**RECORDED INFORMATION**
+ + + + + + +
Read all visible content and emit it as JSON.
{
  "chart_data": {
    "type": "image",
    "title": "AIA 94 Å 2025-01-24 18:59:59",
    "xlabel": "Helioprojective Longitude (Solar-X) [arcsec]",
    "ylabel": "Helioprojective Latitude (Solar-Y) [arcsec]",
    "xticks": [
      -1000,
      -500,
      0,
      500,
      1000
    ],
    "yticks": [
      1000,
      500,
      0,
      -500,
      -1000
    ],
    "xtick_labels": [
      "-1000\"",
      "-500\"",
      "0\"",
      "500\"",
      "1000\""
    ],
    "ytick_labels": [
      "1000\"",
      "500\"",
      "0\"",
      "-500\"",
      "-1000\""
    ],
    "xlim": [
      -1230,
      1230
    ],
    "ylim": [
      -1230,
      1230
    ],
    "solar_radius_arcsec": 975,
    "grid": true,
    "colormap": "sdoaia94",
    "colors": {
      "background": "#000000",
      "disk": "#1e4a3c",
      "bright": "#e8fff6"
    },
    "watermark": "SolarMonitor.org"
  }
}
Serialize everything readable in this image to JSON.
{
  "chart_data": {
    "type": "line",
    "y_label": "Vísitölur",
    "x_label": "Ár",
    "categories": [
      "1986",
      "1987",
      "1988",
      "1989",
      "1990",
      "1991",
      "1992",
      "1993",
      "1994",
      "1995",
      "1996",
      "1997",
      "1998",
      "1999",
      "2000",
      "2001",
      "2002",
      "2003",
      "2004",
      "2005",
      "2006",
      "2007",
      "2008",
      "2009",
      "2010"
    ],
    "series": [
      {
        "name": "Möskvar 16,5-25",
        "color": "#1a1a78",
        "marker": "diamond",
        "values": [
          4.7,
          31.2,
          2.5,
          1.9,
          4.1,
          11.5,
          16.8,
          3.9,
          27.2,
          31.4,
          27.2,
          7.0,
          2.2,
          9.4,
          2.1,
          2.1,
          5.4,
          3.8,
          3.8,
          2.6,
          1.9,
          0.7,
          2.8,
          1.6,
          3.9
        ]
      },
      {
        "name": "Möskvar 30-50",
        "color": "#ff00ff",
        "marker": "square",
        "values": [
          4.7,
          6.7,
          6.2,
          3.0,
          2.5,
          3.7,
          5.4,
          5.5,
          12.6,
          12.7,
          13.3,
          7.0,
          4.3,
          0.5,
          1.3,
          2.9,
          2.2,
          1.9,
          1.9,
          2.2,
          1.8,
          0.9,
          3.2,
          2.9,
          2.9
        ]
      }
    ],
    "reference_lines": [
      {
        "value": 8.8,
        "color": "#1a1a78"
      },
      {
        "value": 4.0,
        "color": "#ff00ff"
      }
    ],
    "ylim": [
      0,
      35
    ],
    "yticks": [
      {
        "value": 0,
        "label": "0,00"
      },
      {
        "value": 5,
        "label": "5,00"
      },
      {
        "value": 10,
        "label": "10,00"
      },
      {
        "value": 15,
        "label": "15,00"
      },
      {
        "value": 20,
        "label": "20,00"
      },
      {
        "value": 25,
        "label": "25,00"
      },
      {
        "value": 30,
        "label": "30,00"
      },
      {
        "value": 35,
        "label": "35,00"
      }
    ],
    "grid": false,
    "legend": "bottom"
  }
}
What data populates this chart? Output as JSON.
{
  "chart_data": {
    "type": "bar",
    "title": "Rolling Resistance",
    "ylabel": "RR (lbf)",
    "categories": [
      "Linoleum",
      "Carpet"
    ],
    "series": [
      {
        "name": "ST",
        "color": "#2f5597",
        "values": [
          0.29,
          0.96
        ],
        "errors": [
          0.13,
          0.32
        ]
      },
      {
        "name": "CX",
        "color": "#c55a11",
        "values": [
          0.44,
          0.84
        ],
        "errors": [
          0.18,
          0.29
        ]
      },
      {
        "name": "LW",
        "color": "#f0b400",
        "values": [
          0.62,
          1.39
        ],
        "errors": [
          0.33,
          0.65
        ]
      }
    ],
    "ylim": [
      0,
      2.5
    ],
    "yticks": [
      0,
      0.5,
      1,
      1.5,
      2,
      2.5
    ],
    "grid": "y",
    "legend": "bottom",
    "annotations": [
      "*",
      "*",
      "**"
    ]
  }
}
+ + + + + + +
**SET TASK**
Reproduce the material above without altering a single character.

**FINISHED TASK**
Read all visible content and emit it as JSON.
{
  "chart_data": {
    "type": "image",
    "title": "AIA 94 Å 2025-01-24 18:59:59",
    "xlabel": "Helioprojective Longitude (Solar-X) [arcsec]",
    "ylabel": "Helioprojective Latitude (Solar-Y) [arcsec]",
    "xticks": [
      -1000,
      -500,
      0,
      500,
      1000
    ],
    "yticks": [
      1000,
      500,
      0,
      -500,
      -1000
    ],
    "xtick_labels": [
      "-1000\"",
      "-500\"",
      "0\"",
      "500\"",
      "1000\""
    ],
    "ytick_labels": [
      "1000\"",
      "500\"",
      "0\"",
      "-500\"",
      "-1000\""
    ],
    "xlim": [
      -1230,
      1230
    ],
    "ylim": [
      -1230,
      1230
    ],
    "solar_radius_arcsec": 975,
    "grid": true,
    "colormap": "sdoaia94",
    "colors": {
      "background": "#000000",
      "disk": "#1e4a3c",
      "bright": "#e8fff6"
    },
    "watermark": "SolarMonitor.org"
  }
}
Serialize everything readable in this image to JSON.
{
  "chart_data": {
    "type": "line",
    "y_label": "Vísitölur",
    "x_label": "Ár",
    "categories": [
      "1986",
      "1987",
      "1988",
      "1989",
      "1990",
      "1991",
      "1992",
      "1993",
      "1994",
      "1995",
      "1996",
      "1997",
      "1998",
      "1999",
      "2000",
      "2001",
      "2002",
      "2003",
      "2004",
      "2005",
      "2006",
      "2007",
      "2008",
      "2009",
      "2010"
    ],
    "series": [
      {
        "name": "Möskvar 16,5-25",
        "color": "#1a1a78",
        "marker": "diamond",
        "values": [
          4.7,
          31.2,
          2.5,
          1.9,
          4.1,
          11.5,
          16.8,
          3.9,
          27.2,
          31.4,
          27.2,
          7.0,
          2.2,
          9.4,
          2.1,
          2.1,
          5.4,
          3.8,
          3.8,
          2.6,
          1.9,
          0.7,
          2.8,
          1.6,
          3.9
        ]
      },
      {
        "name": "Möskvar 30-50",
        "color": "#ff00ff",
        "marker": "square",
        "values": [
          4.7,
          6.7,
          6.2,
          3.0,
          2.5,
          3.7,
          5.4,
          5.5,
          12.6,
          12.7,
          13.3,
          7.0,
          4.3,
          0.5,
          1.3,
          2.9,
          2.2,
          1.9,
          1.9,
          2.2,
          1.8,
          0.9,
          3.2,
          2.9,
          2.9
        ]
      }
    ],
    "reference_lines": [
      {
        "value": 8.8,
        "color": "#1a1a78"
      },
      {
        "value": 4.0,
        "color": "#ff00ff"
      }
    ],
    "ylim": [
      0,
      35
    ],
    "yticks": [
      {
        "value": 0,
        "label": "0,00"
      },
      {
        "value": 5,
        "label": "5,00"
      },
      {
        "value": 10,
        "label": "10,00"
      },
      {
        "value": 15,
        "label": "15,00"
      },
      {
        "value": 20,
        "label": "20,00"
      },
      {
        "value": 25,
        "label": "25,00"
      },
      {
        "value": 30,
        "label": "30,00"
      },
      {
        "value": 35,
        "label": "35,00"
      }
    ],
    "grid": false,
    "legend": "bottom"
  }
}
What data populates this chart? Output as JSON.
{
  "chart_data": {
    "type": "bar",
    "title": "Rolling Resistance",
    "ylabel": "RR (lbf)",
    "categories": [
      "Linoleum",
      "Carpet"
    ],
    "series": [
      {
        "name": "ST",
        "color": "#2f5597",
        "values": [
          0.29,
          0.96
        ],
        "errors": [
          0.13,
          0.32
        ]
      },
      {
        "name": "CX",
        "color": "#c55a11",
        "values": [
          0.44,
          0.84
        ],
        "errors": [
          0.18,
          0.29
        ]
      },
      {
        "name": "LW",
        "color": "#f0b400",
        "values": [
          0.62,
          1.39
        ],
        "errors": [
          0.33,
          0.65
        ]
      }
    ],
    "ylim": [
      0,
      2.5
    ],
    "yticks": [
      0,
      0.5,
      1,
      1.5,
      2,
      2.5
    ],
    "grid": "y",
    "legend": "bottom",
    "annotations": [
      "*",
      "*",
      "**"
    ]
  }
}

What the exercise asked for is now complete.